_GIVEN REQUEST:_
Copy the listing below character for character.

===== GIVEN RECORDS =====

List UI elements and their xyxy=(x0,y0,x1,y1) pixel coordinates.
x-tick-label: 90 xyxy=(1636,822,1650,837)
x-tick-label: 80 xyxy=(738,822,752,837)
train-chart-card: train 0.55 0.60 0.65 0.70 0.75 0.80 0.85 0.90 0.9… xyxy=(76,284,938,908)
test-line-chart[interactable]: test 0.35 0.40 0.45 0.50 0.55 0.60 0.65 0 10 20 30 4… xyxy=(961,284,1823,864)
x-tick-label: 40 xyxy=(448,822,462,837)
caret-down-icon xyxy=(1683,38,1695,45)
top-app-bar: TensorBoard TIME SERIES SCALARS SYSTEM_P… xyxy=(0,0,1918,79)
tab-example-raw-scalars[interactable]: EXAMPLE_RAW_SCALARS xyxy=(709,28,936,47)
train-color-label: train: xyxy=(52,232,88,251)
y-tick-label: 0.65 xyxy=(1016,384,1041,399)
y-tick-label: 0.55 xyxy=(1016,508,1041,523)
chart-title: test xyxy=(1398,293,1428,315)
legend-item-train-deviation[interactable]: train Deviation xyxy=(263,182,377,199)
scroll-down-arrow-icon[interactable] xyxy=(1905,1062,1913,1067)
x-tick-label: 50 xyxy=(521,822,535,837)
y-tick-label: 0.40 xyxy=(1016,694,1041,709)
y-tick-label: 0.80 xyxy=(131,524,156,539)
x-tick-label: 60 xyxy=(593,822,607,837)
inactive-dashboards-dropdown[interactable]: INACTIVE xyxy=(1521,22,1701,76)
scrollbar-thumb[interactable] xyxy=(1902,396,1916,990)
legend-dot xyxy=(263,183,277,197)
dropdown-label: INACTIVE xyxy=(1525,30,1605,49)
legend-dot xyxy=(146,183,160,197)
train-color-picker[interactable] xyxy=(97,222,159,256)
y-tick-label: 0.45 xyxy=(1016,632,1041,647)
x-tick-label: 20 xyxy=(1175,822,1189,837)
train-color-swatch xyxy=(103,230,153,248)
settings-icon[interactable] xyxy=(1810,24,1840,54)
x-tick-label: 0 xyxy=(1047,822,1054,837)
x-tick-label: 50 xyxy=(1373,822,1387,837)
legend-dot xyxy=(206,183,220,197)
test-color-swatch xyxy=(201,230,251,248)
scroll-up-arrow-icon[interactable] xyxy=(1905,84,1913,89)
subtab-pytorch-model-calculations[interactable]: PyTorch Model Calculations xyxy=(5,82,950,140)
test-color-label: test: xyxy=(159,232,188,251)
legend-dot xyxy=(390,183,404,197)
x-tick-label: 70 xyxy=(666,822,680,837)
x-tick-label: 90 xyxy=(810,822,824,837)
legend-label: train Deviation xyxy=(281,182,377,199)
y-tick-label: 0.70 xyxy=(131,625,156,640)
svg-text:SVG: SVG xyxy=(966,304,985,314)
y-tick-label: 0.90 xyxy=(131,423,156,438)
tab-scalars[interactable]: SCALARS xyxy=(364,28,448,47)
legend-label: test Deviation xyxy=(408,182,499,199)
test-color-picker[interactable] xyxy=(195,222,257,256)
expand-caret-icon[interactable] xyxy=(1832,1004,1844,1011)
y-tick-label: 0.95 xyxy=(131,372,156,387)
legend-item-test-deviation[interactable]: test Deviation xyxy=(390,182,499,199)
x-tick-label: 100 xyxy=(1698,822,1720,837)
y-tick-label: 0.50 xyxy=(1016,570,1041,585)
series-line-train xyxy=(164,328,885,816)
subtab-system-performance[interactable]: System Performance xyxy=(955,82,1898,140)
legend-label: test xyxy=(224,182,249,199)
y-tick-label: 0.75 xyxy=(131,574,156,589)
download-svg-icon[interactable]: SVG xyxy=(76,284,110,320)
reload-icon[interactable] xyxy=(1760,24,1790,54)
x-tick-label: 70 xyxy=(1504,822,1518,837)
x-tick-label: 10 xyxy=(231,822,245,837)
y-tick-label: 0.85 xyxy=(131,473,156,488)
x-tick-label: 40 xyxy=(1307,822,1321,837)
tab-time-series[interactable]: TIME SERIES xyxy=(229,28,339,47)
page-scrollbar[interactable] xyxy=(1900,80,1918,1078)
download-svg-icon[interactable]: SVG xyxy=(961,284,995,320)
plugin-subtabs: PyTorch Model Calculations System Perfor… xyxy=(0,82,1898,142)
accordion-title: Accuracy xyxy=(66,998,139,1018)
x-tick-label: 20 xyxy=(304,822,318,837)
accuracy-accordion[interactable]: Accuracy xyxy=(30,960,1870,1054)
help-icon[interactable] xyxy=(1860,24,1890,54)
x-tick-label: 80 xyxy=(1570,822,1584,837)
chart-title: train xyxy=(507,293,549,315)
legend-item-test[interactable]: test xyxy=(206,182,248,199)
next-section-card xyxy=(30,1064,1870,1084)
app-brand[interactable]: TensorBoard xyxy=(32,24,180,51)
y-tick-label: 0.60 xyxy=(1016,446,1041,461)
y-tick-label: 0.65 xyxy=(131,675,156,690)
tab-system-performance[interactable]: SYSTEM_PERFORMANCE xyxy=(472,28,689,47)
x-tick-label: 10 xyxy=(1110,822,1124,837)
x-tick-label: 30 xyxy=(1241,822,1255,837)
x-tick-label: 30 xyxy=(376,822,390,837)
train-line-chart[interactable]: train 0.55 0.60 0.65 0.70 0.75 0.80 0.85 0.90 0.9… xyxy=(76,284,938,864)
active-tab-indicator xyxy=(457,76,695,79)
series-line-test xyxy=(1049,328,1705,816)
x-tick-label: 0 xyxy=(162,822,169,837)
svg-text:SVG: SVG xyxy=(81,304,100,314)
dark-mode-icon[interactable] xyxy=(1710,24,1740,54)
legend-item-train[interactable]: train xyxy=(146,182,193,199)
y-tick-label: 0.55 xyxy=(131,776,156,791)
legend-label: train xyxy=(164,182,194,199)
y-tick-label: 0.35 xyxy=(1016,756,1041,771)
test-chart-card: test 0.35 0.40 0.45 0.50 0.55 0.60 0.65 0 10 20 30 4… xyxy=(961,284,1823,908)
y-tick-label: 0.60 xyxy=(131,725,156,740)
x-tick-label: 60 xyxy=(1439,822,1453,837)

=====

_FULL OUTPUT:_
List UI elements and their xyxy=(x0,y0,x1,y1) pixel coordinates.
x-tick-label: 90 xyxy=(1636,822,1650,837)
x-tick-label: 80 xyxy=(738,822,752,837)
train-chart-card: train 0.55 0.60 0.65 0.70 0.75 0.80 0.85 0.90 0.9… xyxy=(76,284,938,908)
test-line-chart[interactable]: test 0.35 0.40 0.45 0.50 0.55 0.60 0.65 0 10 20 30 4… xyxy=(961,284,1823,864)
x-tick-label: 40 xyxy=(448,822,462,837)
caret-down-icon xyxy=(1683,38,1695,45)
top-app-bar: TensorBoard TIME SERIES SCALARS SYSTEM_P… xyxy=(0,0,1918,79)
tab-example-raw-scalars[interactable]: EXAMPLE_RAW_SCALARS xyxy=(709,28,936,47)
train-color-label: train: xyxy=(52,232,88,251)
y-tick-label: 0.65 xyxy=(1016,384,1041,399)
y-tick-label: 0.55 xyxy=(1016,508,1041,523)
chart-title: test xyxy=(1398,293,1428,315)
legend-item-train-deviation[interactable]: train Deviation xyxy=(263,182,377,199)
scroll-down-arrow-icon[interactable] xyxy=(1905,1062,1913,1067)
x-tick-label: 50 xyxy=(521,822,535,837)
y-tick-label: 0.40 xyxy=(1016,694,1041,709)
y-tick-label: 0.80 xyxy=(131,524,156,539)
x-tick-label: 60 xyxy=(593,822,607,837)
inactive-dashboards-dropdown[interactable]: INACTIVE xyxy=(1521,22,1701,76)
scrollbar-thumb[interactable] xyxy=(1902,396,1916,990)
legend-dot xyxy=(263,183,277,197)
dropdown-label: INACTIVE xyxy=(1525,30,1605,49)
legend-dot xyxy=(146,183,160,197)
train-color-picker[interactable] xyxy=(97,222,159,256)
y-tick-label: 0.45 xyxy=(1016,632,1041,647)
x-tick-label: 20 xyxy=(1175,822,1189,837)
train-color-swatch xyxy=(103,230,153,248)
settings-icon[interactable] xyxy=(1810,24,1840,54)
x-tick-label: 0 xyxy=(1047,822,1054,837)
x-tick-label: 50 xyxy=(1373,822,1387,837)
legend-dot xyxy=(206,183,220,197)
test-color-swatch xyxy=(201,230,251,248)
scroll-up-arrow-icon[interactable] xyxy=(1905,84,1913,89)
subtab-pytorch-model-calculations[interactable]: PyTorch Model Calculations xyxy=(5,82,950,140)
test-color-label: test: xyxy=(159,232,188,251)
legend-dot xyxy=(390,183,404,197)
x-tick-label: 70 xyxy=(666,822,680,837)
x-tick-label: 90 xyxy=(810,822,824,837)
legend-label: train Deviation xyxy=(281,182,377,199)
y-tick-label: 0.70 xyxy=(131,625,156,640)
svg-text:SVG: SVG xyxy=(966,304,985,314)
y-tick-label: 0.90 xyxy=(131,423,156,438)
tab-scalars[interactable]: SCALARS xyxy=(364,28,448,47)
legend-label: test Deviation xyxy=(408,182,499,199)
test-color-picker[interactable] xyxy=(195,222,257,256)
expand-caret-icon[interactable] xyxy=(1832,1004,1844,1011)
y-tick-label: 0.95 xyxy=(131,372,156,387)
legend-item-test-deviation[interactable]: test Deviation xyxy=(390,182,499,199)
x-tick-label: 100 xyxy=(1698,822,1720,837)
y-tick-label: 0.50 xyxy=(1016,570,1041,585)
series-line-train xyxy=(164,328,885,816)
subtab-system-performance[interactable]: System Performance xyxy=(955,82,1898,140)
legend-label: test xyxy=(224,182,249,199)
y-tick-label: 0.75 xyxy=(131,574,156,589)
download-svg-icon[interactable]: SVG xyxy=(76,284,110,320)
reload-icon[interactable] xyxy=(1760,24,1790,54)
x-tick-label: 70 xyxy=(1504,822,1518,837)
x-tick-label: 10 xyxy=(231,822,245,837)
y-tick-label: 0.85 xyxy=(131,473,156,488)
x-tick-label: 40 xyxy=(1307,822,1321,837)
tab-time-series[interactable]: TIME SERIES xyxy=(229,28,339,47)
page-scrollbar[interactable] xyxy=(1900,80,1918,1078)
download-svg-icon[interactable]: SVG xyxy=(961,284,995,320)
plugin-subtabs: PyTorch Model Calculations System Perfor… xyxy=(0,82,1898,142)
accordion-title: Accuracy xyxy=(66,998,139,1018)
x-tick-label: 20 xyxy=(304,822,318,837)
accuracy-accordion[interactable]: Accuracy xyxy=(30,960,1870,1054)
help-icon[interactable] xyxy=(1860,24,1890,54)
x-tick-label: 80 xyxy=(1570,822,1584,837)
chart-title: train xyxy=(507,293,549,315)
legend-item-test[interactable]: test xyxy=(206,182,248,199)
next-section-card xyxy=(30,1064,1870,1084)
app-brand[interactable]: TensorBoard xyxy=(32,24,180,51)
y-tick-label: 0.60 xyxy=(1016,446,1041,461)
y-tick-label: 0.65 xyxy=(131,675,156,690)
tab-system-performance[interactable]: SYSTEM_PERFORMANCE xyxy=(472,28,689,47)
x-tick-label: 10 xyxy=(1110,822,1124,837)
x-tick-label: 30 xyxy=(1241,822,1255,837)
x-tick-label: 30 xyxy=(376,822,390,837)
train-line-chart[interactable]: train 0.55 0.60 0.65 0.70 0.75 0.80 0.85 0.90 0.9… xyxy=(76,284,938,864)
active-tab-indicator xyxy=(457,76,695,79)
series-line-test xyxy=(1049,328,1705,816)
x-tick-label: 0 xyxy=(162,822,169,837)
svg-text:SVG: SVG xyxy=(81,304,100,314)
dark-mode-icon[interactable] xyxy=(1710,24,1740,54)
legend-item-train[interactable]: train xyxy=(146,182,193,199)
y-tick-label: 0.55 xyxy=(131,776,156,791)
legend-label: train xyxy=(164,182,194,199)
y-tick-label: 0.35 xyxy=(1016,756,1041,771)
test-chart-card: test 0.35 0.40 0.45 0.50 0.55 0.60 0.65 0 10 20 30 4… xyxy=(961,284,1823,908)
y-tick-label: 0.60 xyxy=(131,725,156,740)
x-tick-label: 60 xyxy=(1439,822,1453,837)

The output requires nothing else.